Entries from a dataset:
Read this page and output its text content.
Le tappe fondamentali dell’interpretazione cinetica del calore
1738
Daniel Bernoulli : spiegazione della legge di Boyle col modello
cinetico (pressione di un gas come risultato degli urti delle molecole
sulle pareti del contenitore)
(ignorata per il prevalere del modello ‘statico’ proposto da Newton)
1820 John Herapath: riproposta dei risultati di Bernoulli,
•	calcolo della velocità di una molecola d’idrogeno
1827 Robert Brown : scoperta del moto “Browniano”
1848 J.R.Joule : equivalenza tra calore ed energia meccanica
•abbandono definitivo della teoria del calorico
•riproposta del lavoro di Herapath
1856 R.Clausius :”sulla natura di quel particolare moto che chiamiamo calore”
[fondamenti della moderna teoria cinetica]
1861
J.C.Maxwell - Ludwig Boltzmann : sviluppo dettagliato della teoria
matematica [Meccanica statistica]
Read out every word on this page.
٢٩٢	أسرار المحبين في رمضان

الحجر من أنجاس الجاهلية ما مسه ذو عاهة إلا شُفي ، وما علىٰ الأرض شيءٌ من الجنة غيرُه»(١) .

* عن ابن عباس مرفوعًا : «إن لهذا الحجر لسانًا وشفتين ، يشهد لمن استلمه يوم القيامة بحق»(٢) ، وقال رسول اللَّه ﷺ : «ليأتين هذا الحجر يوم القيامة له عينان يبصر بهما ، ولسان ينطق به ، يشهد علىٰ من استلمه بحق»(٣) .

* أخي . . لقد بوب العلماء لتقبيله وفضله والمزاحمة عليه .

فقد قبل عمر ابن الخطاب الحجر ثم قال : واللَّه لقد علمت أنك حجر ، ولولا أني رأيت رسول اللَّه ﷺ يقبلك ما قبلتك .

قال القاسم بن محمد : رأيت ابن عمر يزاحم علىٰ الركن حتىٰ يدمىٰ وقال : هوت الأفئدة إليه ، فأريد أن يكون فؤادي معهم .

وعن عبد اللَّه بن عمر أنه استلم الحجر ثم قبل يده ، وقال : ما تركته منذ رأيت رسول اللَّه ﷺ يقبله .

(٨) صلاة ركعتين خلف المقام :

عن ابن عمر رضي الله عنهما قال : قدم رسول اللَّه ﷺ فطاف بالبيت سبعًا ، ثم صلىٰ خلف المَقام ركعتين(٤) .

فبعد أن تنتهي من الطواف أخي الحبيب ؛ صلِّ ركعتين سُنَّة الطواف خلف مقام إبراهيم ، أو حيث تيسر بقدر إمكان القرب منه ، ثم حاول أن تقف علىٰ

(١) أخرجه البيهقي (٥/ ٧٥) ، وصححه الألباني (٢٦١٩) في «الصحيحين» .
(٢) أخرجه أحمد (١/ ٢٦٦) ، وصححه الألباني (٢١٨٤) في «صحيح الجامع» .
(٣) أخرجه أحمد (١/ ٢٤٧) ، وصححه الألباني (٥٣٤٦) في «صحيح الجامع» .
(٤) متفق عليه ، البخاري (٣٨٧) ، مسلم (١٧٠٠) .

To be done: How many lines of these entries contain the string "teoria"? Reply with the number alone.

Exercise output: 3